Records for processing
- - - - - - -

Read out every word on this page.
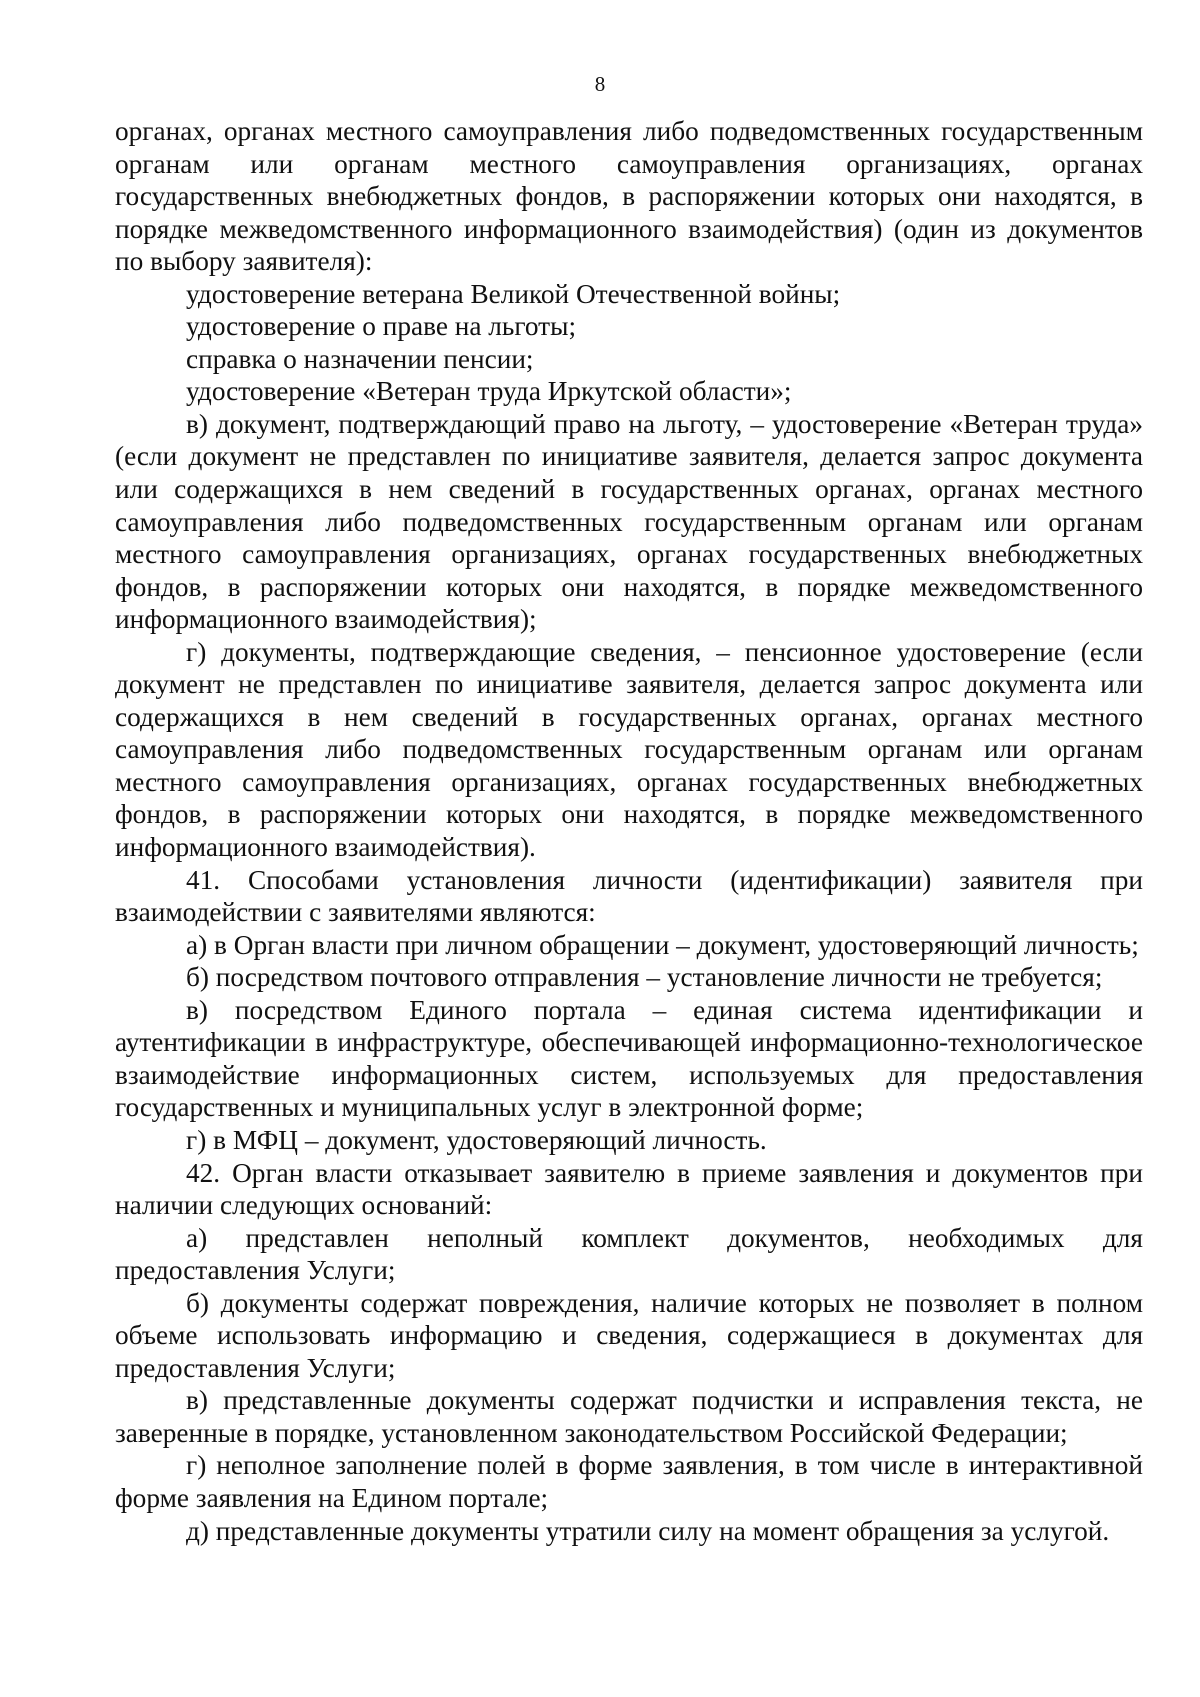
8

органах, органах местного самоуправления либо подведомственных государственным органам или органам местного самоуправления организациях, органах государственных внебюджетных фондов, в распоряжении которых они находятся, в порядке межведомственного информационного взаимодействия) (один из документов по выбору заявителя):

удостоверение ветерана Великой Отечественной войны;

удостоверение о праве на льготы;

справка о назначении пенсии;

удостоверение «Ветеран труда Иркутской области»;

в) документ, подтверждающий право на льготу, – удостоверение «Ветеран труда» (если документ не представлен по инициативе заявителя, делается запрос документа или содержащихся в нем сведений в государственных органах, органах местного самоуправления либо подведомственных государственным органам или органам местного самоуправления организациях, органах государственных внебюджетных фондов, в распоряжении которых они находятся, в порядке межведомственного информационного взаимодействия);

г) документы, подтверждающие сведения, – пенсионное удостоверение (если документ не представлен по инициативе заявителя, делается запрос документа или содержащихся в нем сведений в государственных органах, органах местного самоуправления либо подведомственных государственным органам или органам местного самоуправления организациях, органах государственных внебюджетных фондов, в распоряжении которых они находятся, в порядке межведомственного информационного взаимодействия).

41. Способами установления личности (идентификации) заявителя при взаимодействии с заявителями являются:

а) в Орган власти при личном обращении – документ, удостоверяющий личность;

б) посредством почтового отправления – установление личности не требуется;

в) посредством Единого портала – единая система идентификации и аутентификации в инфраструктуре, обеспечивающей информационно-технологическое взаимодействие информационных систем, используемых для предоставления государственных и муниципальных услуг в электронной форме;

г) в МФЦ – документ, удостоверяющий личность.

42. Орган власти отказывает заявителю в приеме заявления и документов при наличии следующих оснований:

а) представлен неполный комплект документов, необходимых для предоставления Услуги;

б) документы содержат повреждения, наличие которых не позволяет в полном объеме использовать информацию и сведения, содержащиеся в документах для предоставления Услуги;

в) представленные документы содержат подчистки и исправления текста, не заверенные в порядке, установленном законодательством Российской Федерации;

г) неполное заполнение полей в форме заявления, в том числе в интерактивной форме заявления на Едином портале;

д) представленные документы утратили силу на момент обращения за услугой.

- - - - - - -

Your task
Filter out every line that lacks the word "удостоверяющий", and copy the rest.

Answer to this exercise
а) в Орган власти при личном обращении – документ, удостоверяющий личность;
г) в МФЦ – документ, удостоверяющий личность.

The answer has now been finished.